From the entries below, list each line with "pitch".

(Figure dataset records)
# # # # # # #

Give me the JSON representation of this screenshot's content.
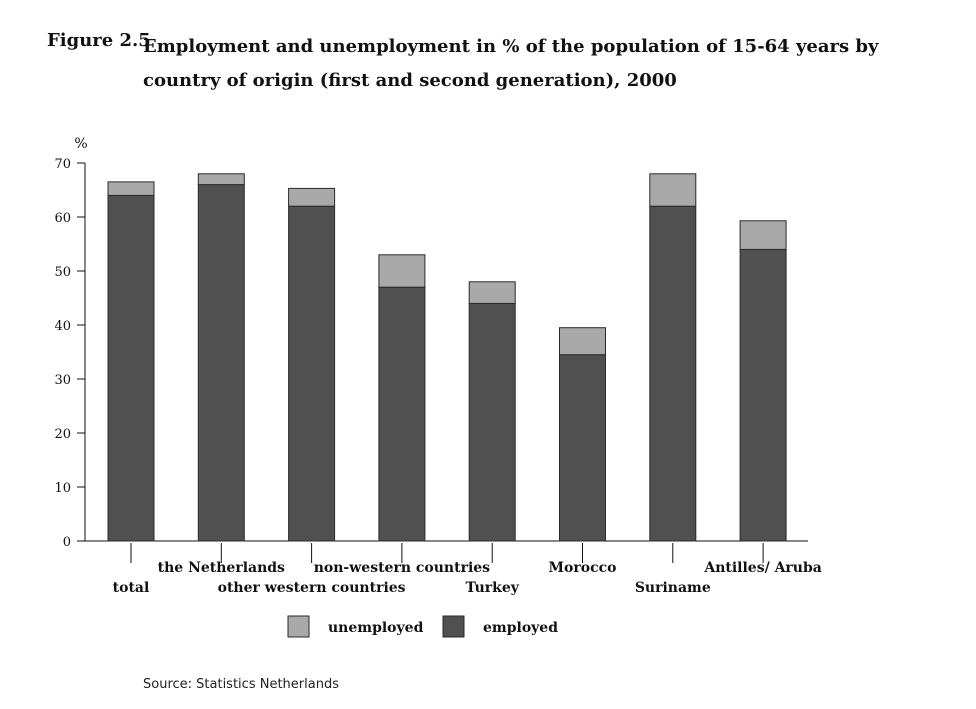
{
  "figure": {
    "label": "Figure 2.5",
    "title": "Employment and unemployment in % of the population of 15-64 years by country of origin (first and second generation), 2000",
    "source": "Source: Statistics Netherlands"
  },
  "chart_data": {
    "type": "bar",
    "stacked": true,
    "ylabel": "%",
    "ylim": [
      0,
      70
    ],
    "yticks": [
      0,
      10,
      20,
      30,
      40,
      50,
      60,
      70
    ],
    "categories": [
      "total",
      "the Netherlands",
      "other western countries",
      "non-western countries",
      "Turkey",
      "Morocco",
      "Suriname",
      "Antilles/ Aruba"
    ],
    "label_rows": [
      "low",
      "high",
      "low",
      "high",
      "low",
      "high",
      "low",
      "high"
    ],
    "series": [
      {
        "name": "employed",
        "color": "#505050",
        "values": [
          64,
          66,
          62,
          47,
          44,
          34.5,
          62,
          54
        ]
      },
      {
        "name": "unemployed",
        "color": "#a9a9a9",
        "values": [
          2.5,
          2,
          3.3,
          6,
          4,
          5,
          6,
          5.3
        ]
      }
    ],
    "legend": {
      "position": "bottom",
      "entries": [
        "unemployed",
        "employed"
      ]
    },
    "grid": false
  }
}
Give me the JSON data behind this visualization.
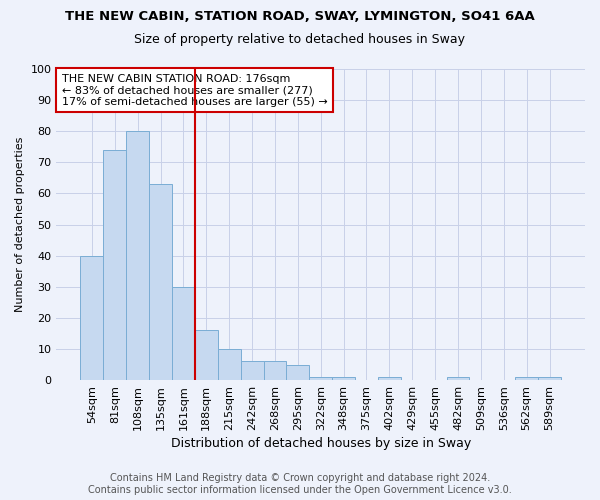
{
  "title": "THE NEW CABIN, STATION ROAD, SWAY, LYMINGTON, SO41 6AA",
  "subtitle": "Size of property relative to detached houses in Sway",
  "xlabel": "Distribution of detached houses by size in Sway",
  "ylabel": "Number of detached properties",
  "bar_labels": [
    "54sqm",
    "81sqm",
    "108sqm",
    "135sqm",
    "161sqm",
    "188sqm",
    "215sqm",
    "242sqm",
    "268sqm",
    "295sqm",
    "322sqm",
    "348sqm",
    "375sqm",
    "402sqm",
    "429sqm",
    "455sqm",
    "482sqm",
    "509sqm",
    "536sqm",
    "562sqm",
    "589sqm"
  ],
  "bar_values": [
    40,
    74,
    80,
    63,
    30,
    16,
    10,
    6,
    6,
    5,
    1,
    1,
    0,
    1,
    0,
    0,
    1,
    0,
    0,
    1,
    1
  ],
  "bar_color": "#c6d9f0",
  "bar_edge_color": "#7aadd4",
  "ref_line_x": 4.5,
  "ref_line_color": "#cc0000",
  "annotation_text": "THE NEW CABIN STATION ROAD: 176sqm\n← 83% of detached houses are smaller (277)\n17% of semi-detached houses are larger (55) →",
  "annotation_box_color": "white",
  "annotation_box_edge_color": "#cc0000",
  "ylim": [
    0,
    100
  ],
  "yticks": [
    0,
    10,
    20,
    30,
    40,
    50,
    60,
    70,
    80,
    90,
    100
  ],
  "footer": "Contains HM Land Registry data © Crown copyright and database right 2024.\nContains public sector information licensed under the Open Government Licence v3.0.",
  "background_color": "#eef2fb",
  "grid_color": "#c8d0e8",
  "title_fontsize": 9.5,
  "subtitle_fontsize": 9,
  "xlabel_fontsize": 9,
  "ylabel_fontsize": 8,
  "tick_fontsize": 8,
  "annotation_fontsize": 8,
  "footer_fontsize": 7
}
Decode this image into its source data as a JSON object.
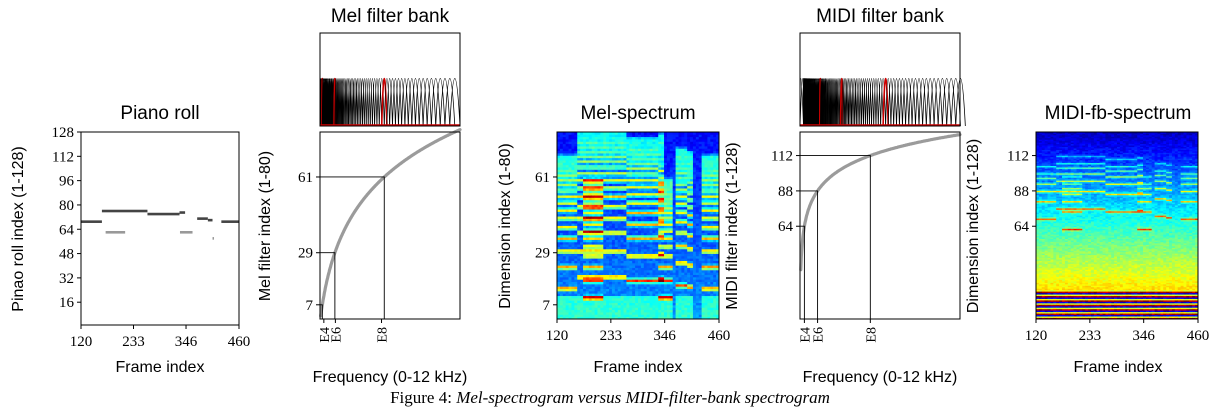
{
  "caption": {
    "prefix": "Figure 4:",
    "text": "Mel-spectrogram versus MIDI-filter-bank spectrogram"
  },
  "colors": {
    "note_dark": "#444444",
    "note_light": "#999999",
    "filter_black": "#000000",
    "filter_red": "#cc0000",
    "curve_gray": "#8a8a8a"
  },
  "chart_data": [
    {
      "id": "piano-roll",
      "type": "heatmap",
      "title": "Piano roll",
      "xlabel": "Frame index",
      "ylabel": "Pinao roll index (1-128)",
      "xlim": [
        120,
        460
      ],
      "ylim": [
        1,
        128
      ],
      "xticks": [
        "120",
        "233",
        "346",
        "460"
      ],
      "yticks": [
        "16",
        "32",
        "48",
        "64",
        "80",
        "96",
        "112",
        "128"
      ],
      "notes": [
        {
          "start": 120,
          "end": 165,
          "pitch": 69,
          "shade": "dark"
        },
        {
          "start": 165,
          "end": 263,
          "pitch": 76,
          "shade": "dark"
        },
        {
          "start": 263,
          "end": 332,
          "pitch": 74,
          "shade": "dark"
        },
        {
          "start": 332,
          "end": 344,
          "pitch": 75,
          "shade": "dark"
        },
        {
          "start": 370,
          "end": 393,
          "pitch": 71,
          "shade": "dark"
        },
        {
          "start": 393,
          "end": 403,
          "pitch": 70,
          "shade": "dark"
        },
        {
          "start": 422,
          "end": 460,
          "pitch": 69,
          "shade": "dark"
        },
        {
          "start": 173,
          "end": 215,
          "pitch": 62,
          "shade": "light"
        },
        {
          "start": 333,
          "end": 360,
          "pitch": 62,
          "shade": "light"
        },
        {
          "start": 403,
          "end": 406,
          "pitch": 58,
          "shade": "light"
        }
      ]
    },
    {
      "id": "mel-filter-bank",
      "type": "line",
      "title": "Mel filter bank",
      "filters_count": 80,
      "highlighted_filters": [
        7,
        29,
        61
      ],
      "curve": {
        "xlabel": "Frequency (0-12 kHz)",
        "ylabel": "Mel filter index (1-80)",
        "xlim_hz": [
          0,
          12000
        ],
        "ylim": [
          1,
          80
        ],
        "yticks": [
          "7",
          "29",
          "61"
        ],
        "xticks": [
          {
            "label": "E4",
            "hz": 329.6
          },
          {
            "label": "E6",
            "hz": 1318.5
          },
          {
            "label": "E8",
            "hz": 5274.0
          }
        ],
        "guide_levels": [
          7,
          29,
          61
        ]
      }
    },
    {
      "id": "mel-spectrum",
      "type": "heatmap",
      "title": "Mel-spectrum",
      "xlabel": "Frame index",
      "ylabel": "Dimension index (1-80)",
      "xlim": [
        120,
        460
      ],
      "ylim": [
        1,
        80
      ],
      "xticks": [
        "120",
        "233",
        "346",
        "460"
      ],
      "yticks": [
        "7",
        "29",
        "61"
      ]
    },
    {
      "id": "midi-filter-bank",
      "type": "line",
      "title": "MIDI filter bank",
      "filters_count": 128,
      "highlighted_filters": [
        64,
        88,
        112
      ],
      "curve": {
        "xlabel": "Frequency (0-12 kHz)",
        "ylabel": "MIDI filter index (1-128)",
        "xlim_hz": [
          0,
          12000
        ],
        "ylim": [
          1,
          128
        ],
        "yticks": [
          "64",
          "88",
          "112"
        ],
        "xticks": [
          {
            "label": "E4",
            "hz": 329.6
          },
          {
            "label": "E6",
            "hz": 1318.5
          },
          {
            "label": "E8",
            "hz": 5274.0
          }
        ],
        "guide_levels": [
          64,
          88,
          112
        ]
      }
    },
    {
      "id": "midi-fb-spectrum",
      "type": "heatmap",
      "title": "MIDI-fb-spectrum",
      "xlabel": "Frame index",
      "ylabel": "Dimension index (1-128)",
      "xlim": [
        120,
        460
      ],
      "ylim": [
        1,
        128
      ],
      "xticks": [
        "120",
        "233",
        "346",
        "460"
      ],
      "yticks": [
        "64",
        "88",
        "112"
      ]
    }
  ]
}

# # # # # # #

§ EXERCISE ANSWER:
          "pitch": 69,
          "pitch": 76,
          "pitch": 74,
          "pitch": 75,
          "pitch": 71,
          "pitch": 70,
          "pitch": 69,
          "pitch": 62,
          "pitch": 62,
          "pitch": 58,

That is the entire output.